— START Material provided —
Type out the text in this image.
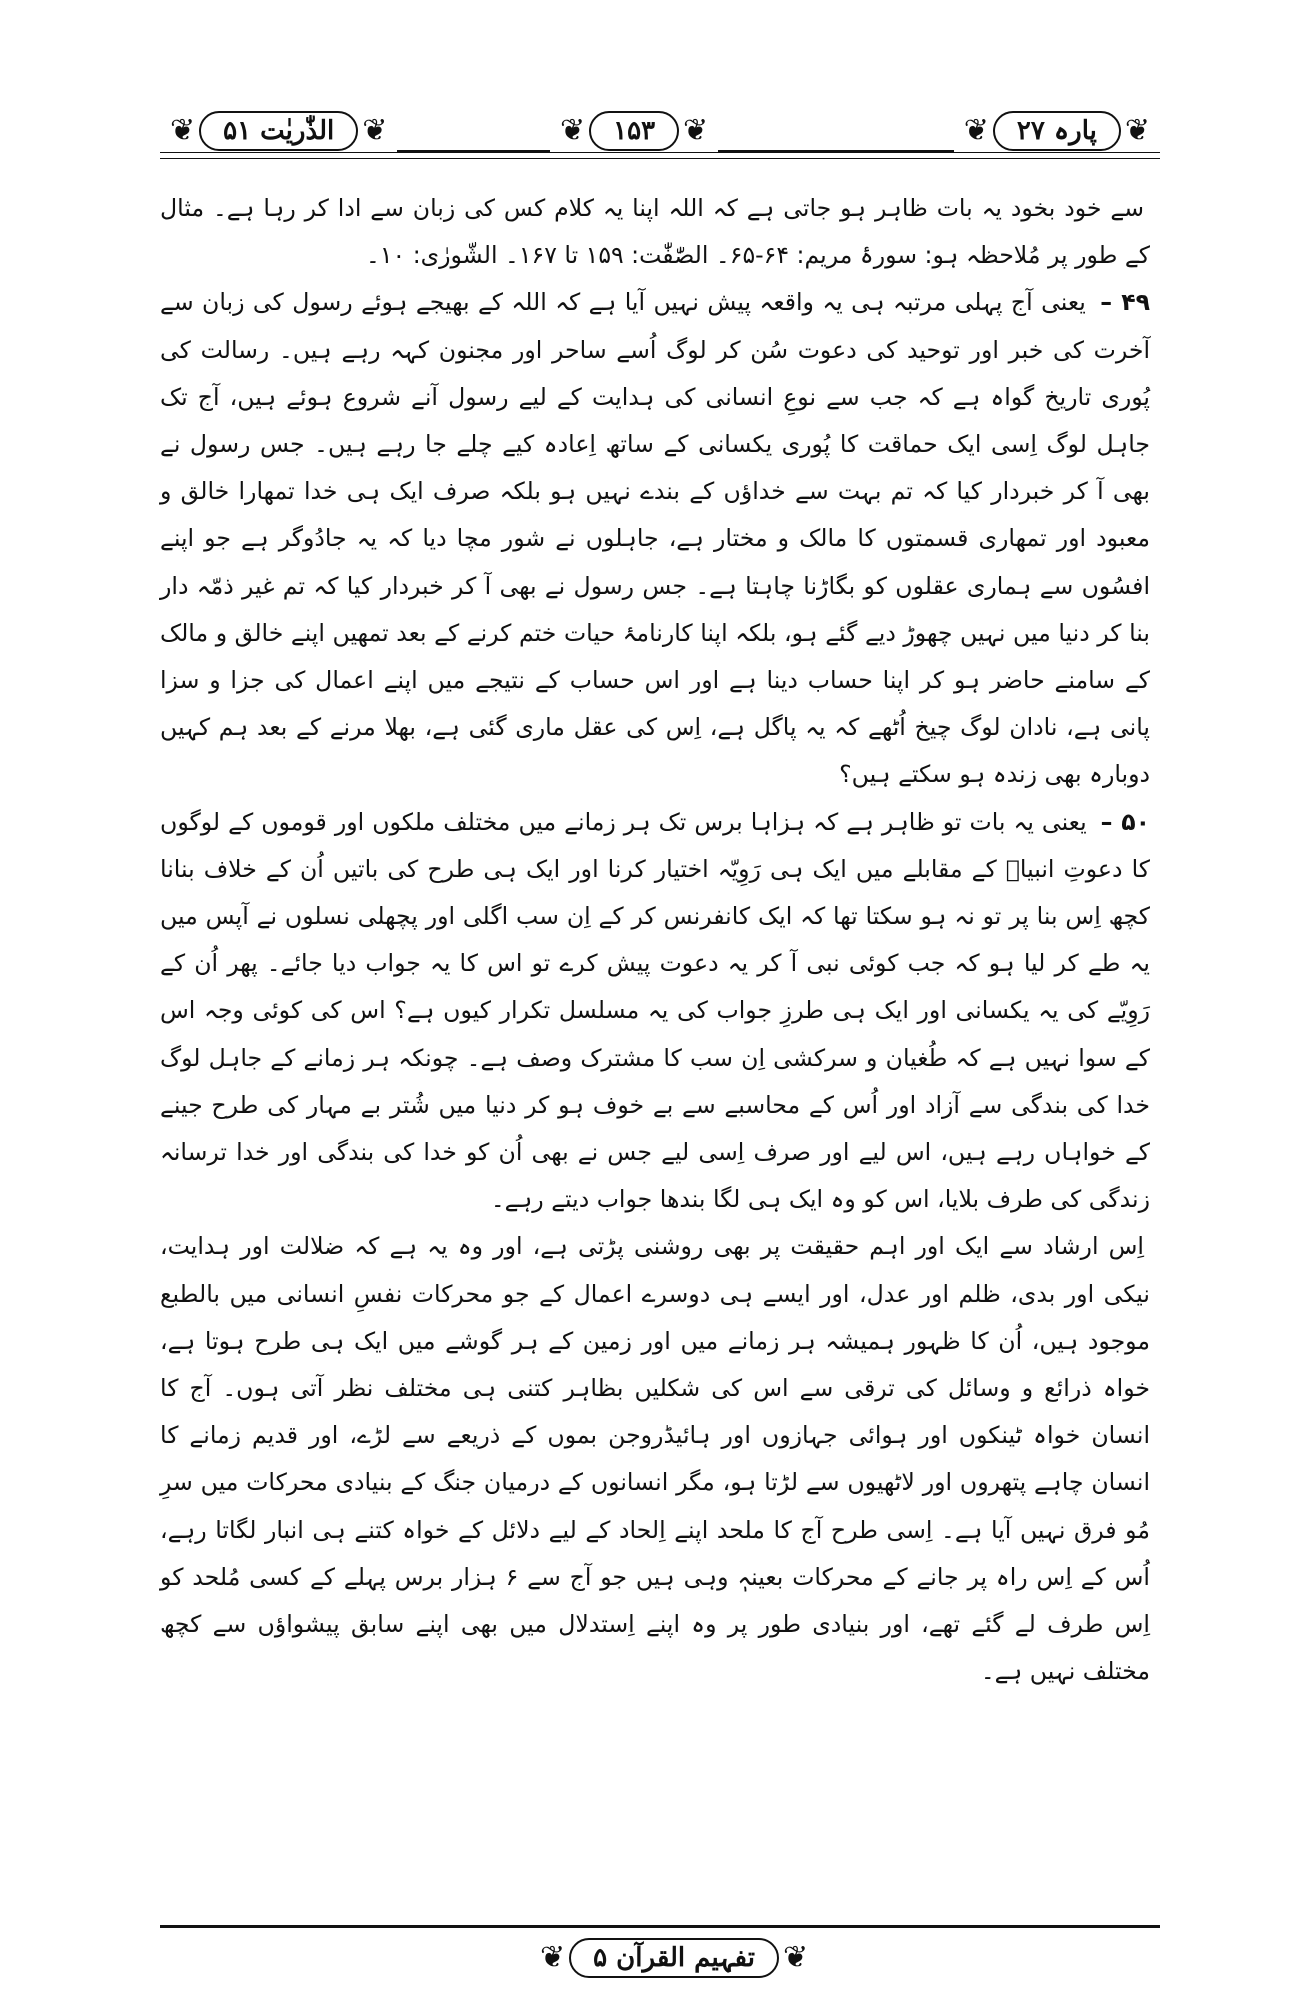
❦	الذّٰریٰت ۵۱ ❦	❦	۱۵۳ ❦	❦	پارہ ۲۷ ❦

سے خود بخود یہ بات ظاہر ہو جاتی ہے کہ اللہ اپنا یہ کلام کس کی زبان سے ادا کر رہا ہے۔ مثال کے طور پر مُلاحظہ ہو: سورۂ مریم: ۶۴-۶۵۔ الصّٰفّٰت: ۱۵۹ تا ۱۶۷۔ الشّورٰی: ۱۰۔

۴۹ – یعنی آج پہلی مرتبہ ہی یہ واقعہ پیش نہیں آیا ہے کہ اللہ کے بھیجے ہوئے رسول کی زبان سے آخرت کی خبر اور توحید کی دعوت سُن کر لوگ اُسے ساحر اور مجنون کہہ رہے ہیں۔ رسالت کی پُوری تاریخ گواہ ہے کہ جب سے نوعِ انسانی کی ہدایت کے لیے رسول آنے شروع ہوئے ہیں، آج تک جاہل لوگ اِسی ایک حماقت کا پُوری یکسانی کے ساتھ اِعادہ کیے چلے جا رہے ہیں۔ جس رسول نے بھی آ کر خبردار کیا کہ تم بہت سے خداؤں کے بندے نہیں ہو بلکہ صرف ایک ہی خدا تمھارا خالق و معبود اور تمھاری قسمتوں کا مالک و مختار ہے، جاہلوں نے شور مچا دیا کہ یہ جادُوگر ہے جو اپنے افسُوں سے ہماری عقلوں کو بگاڑنا چاہتا ہے۔ جس رسول نے بھی آ کر خبردار کیا کہ تم غیر ذمّہ دار بنا کر دنیا میں نہیں چھوڑ دیے گئے ہو، بلکہ اپنا کارنامۂ حیات ختم کرنے کے بعد تمھیں اپنے خالق و مالک کے سامنے حاضر ہو کر اپنا حساب دینا ہے اور اس حساب کے نتیجے میں اپنے اعمال کی جزا و سزا پانی ہے، نادان لوگ چیخ اُٹھے کہ یہ پاگل ہے، اِس کی عقل ماری گئی ہے، بھلا مرنے کے بعد ہم کہیں دوبارہ بھی زندہ ہو سکتے ہیں؟

۵۰ – یعنی یہ بات تو ظاہر ہے کہ ہزاہا برس تک ہر زمانے میں مختلف ملکوں اور قوموں کے لوگوں کا دعوتِ انبیاؑ کے مقابلے میں ایک ہی رَوِیّہ اختیار کرنا اور ایک ہی طرح کی باتیں اُن کے خلاف بنانا کچھ اِس بنا پر تو نہ ہو سکتا تھا کہ ایک کانفرنس کر کے اِن سب اگلی اور پچھلی نسلوں نے آپس میں یہ طے کر لیا ہو کہ جب کوئی نبی آ کر یہ دعوت پیش کرے تو اس کا یہ جواب دیا جائے۔ پھر اُن کے رَوِیّے کی یہ یکسانی اور ایک ہی طرزِ جواب کی یہ مسلسل تکرار کیوں ہے؟ اس کی کوئی وجہ اس کے سوا نہیں ہے کہ طُغیان و سرکشی اِن سب کا مشترک وصف ہے۔ چونکہ ہر زمانے کے جاہل لوگ خدا کی بندگی سے آزاد اور اُس کے محاسبے سے بے خوف ہو کر دنیا میں شُتر بے مہار کی طرح جینے کے خواہاں رہے ہیں، اس لیے اور صرف اِسی لیے جس نے بھی اُن کو خدا کی بندگی اور خدا ترسانہ زندگی کی طرف بلایا، اس کو وہ ایک ہی لگا بندھا جواب دیتے رہے۔

اِس ارشاد سے ایک اور اہم حقیقت پر بھی روشنی پڑتی ہے، اور وہ یہ ہے کہ ضلالت اور ہدایت، نیکی اور بدی، ظلم اور عدل، اور ایسے ہی دوسرے اعمال کے جو محرکات نفسِ انسانی میں بالطبع موجود ہیں، اُن کا ظہور ہمیشہ ہر زمانے میں اور زمین کے ہر گوشے میں ایک ہی طرح ہوتا ہے، خواہ ذرائع و وسائل کی ترقی سے اس کی شکلیں بظاہر کتنی ہی مختلف نظر آتی ہوں۔ آج کا انسان خواہ ٹینکوں اور ہوائی جہازوں اور ہائیڈروجن بموں کے ذریعے سے لڑے، اور قدیم زمانے کا انسان چاہے پتھروں اور لاٹھیوں سے لڑتا ہو، مگر انسانوں کے درمیان جنگ کے بنیادی محرکات میں سرِ مُو فرق نہیں آیا ہے۔ اِسی طرح آج کا ملحد اپنے اِلحاد کے لیے دلائل کے خواہ کتنے ہی انبار لگاتا رہے، اُس کے اِس راہ پر جانے کے محرکات بعینہٖ وہی ہیں جو آج سے ۶ ہزار برس پہلے کے کسی مُلحد کو اِس طرف لے گئے تھے، اور بنیادی طور پر وہ اپنے اِستدلال میں بھی اپنے سابق پیشواؤں سے کچھ مختلف نہیں ہے۔

❦	تفہیم القرآن ۵ ❦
— END Material provided —
# Brief:
Print the full listing exactly, dropping the pictures.

# Output for this task:
Type out the text in this image.
❦	الذّٰریٰت ۵۱ ❦	❦	۱۵۳ ❦	❦	پارہ ۲۷ ❦

سے خود بخود یہ بات ظاہر ہو جاتی ہے کہ اللہ اپنا یہ کلام کس کی زبان سے ادا کر رہا ہے۔ مثال کے طور پر مُلاحظہ ہو: سورۂ مریم: ۶۴-۶۵۔ الصّٰفّٰت: ۱۵۹ تا ۱۶۷۔ الشّورٰی: ۱۰۔

۴۹ – یعنی آج پہلی مرتبہ ہی یہ واقعہ پیش نہیں آیا ہے کہ اللہ کے بھیجے ہوئے رسول کی زبان سے آخرت کی خبر اور توحید کی دعوت سُن کر لوگ اُسے ساحر اور مجنون کہہ رہے ہیں۔ رسالت کی پُوری تاریخ گواہ ہے کہ جب سے نوعِ انسانی کی ہدایت کے لیے رسول آنے شروع ہوئے ہیں، آج تک جاہل لوگ اِسی ایک حماقت کا پُوری یکسانی کے ساتھ اِعادہ کیے چلے جا رہے ہیں۔ جس رسول نے بھی آ کر خبردار کیا کہ تم بہت سے خداؤں کے بندے نہیں ہو بلکہ صرف ایک ہی خدا تمھارا خالق و معبود اور تمھاری قسمتوں کا مالک و مختار ہے، جاہلوں نے شور مچا دیا کہ یہ جادُوگر ہے جو اپنے افسُوں سے ہماری عقلوں کو بگاڑنا چاہتا ہے۔ جس رسول نے بھی آ کر خبردار کیا کہ تم غیر ذمّہ دار بنا کر دنیا میں نہیں چھوڑ دیے گئے ہو، بلکہ اپنا کارنامۂ حیات ختم کرنے کے بعد تمھیں اپنے خالق و مالک کے سامنے حاضر ہو کر اپنا حساب دینا ہے اور اس حساب کے نتیجے میں اپنے اعمال کی جزا و سزا پانی ہے، نادان لوگ چیخ اُٹھے کہ یہ پاگل ہے، اِس کی عقل ماری گئی ہے، بھلا مرنے کے بعد ہم کہیں دوبارہ بھی زندہ ہو سکتے ہیں؟

۵۰ – یعنی یہ بات تو ظاہر ہے کہ ہزاہا برس تک ہر زمانے میں مختلف ملکوں اور قوموں کے لوگوں کا دعوتِ انبیاؑ کے مقابلے میں ایک ہی رَوِیّہ اختیار کرنا اور ایک ہی طرح کی باتیں اُن کے خلاف بنانا کچھ اِس بنا پر تو نہ ہو سکتا تھا کہ ایک کانفرنس کر کے اِن سب اگلی اور پچھلی نسلوں نے آپس میں یہ طے کر لیا ہو کہ جب کوئی نبی آ کر یہ دعوت پیش کرے تو اس کا یہ جواب دیا جائے۔ پھر اُن کے رَوِیّے کی یہ یکسانی اور ایک ہی طرزِ جواب کی یہ مسلسل تکرار کیوں ہے؟ اس کی کوئی وجہ اس کے سوا نہیں ہے کہ طُغیان و سرکشی اِن سب کا مشترک وصف ہے۔ چونکہ ہر زمانے کے جاہل لوگ خدا کی بندگی سے آزاد اور اُس کے محاسبے سے بے خوف ہو کر دنیا میں شُتر بے مہار کی طرح جینے کے خواہاں رہے ہیں، اس لیے اور صرف اِسی لیے جس نے بھی اُن کو خدا کی بندگی اور خدا ترسانہ زندگی کی طرف بلایا، اس کو وہ ایک ہی لگا بندھا جواب دیتے رہے۔

اِس ارشاد سے ایک اور اہم حقیقت پر بھی روشنی پڑتی ہے، اور وہ یہ ہے کہ ضلالت اور ہدایت، نیکی اور بدی، ظلم اور عدل، اور ایسے ہی دوسرے اعمال کے جو محرکات نفسِ انسانی میں بالطبع موجود ہیں، اُن کا ظہور ہمیشہ ہر زمانے میں اور زمین کے ہر گوشے میں ایک ہی طرح ہوتا ہے، خواہ ذرائع و وسائل کی ترقی سے اس کی شکلیں بظاہر کتنی ہی مختلف نظر آتی ہوں۔ آج کا انسان خواہ ٹینکوں اور ہوائی جہازوں اور ہائیڈروجن بموں کے ذریعے سے لڑے، اور قدیم زمانے کا انسان چاہے پتھروں اور لاٹھیوں سے لڑتا ہو، مگر انسانوں کے درمیان جنگ کے بنیادی محرکات میں سرِ مُو فرق نہیں آیا ہے۔ اِسی طرح آج کا ملحد اپنے اِلحاد کے لیے دلائل کے خواہ کتنے ہی انبار لگاتا رہے، اُس کے اِس راہ پر جانے کے محرکات بعینہٖ وہی ہیں جو آج سے ۶ ہزار برس پہلے کے کسی مُلحد کو اِس طرف لے گئے تھے، اور بنیادی طور پر وہ اپنے اِستدلال میں بھی اپنے سابق پیشواؤں سے کچھ مختلف نہیں ہے۔

❦	تفہیم القرآن ۵ ❦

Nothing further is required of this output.